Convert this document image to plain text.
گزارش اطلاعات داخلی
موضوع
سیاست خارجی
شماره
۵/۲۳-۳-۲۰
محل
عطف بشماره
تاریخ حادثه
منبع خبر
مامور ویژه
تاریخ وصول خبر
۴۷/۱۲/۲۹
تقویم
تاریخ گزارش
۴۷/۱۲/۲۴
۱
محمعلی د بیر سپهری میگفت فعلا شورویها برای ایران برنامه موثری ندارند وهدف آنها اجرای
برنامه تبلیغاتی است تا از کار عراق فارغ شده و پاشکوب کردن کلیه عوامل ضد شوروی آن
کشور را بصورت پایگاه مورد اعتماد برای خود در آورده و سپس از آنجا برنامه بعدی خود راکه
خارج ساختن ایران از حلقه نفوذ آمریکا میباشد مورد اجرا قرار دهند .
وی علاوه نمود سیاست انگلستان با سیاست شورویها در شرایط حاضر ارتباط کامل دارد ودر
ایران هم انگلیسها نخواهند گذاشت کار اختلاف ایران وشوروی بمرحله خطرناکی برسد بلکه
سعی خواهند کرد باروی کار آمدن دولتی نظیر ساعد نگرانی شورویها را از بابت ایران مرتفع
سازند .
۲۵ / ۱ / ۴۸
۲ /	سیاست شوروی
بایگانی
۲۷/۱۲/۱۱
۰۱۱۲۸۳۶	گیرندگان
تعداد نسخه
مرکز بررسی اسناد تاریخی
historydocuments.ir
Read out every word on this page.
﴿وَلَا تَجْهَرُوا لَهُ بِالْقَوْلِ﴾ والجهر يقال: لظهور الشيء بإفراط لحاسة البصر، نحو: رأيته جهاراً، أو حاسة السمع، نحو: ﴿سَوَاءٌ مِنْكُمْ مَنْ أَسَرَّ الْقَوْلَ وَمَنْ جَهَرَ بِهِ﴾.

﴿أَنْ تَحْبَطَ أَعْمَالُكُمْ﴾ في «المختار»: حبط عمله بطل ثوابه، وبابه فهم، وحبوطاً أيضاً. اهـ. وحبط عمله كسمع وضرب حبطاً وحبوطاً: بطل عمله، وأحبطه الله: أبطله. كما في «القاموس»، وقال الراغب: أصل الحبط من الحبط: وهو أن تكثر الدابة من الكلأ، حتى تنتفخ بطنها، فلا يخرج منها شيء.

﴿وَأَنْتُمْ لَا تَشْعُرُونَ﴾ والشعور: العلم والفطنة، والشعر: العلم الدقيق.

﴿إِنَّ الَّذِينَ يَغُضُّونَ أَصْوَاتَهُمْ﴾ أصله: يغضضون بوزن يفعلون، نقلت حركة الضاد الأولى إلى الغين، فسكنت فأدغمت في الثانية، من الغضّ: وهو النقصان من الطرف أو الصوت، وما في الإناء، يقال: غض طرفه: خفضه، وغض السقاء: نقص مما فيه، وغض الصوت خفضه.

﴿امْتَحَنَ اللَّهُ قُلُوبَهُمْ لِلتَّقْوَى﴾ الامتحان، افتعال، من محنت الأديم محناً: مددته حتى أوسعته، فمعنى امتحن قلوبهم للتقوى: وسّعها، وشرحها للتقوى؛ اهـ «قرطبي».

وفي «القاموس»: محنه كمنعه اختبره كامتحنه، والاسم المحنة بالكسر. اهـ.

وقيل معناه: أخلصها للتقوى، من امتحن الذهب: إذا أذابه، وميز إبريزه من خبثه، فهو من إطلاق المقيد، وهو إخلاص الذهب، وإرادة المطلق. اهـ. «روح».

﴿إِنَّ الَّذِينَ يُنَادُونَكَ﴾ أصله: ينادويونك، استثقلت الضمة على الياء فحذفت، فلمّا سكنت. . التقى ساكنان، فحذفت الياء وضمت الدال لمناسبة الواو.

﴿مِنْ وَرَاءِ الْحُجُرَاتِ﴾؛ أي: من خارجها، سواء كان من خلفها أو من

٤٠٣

→ **Written exercise**
In the entries above, how many lines hold the word "مورد"? State the number and nothing else.

→ **Written reply**
2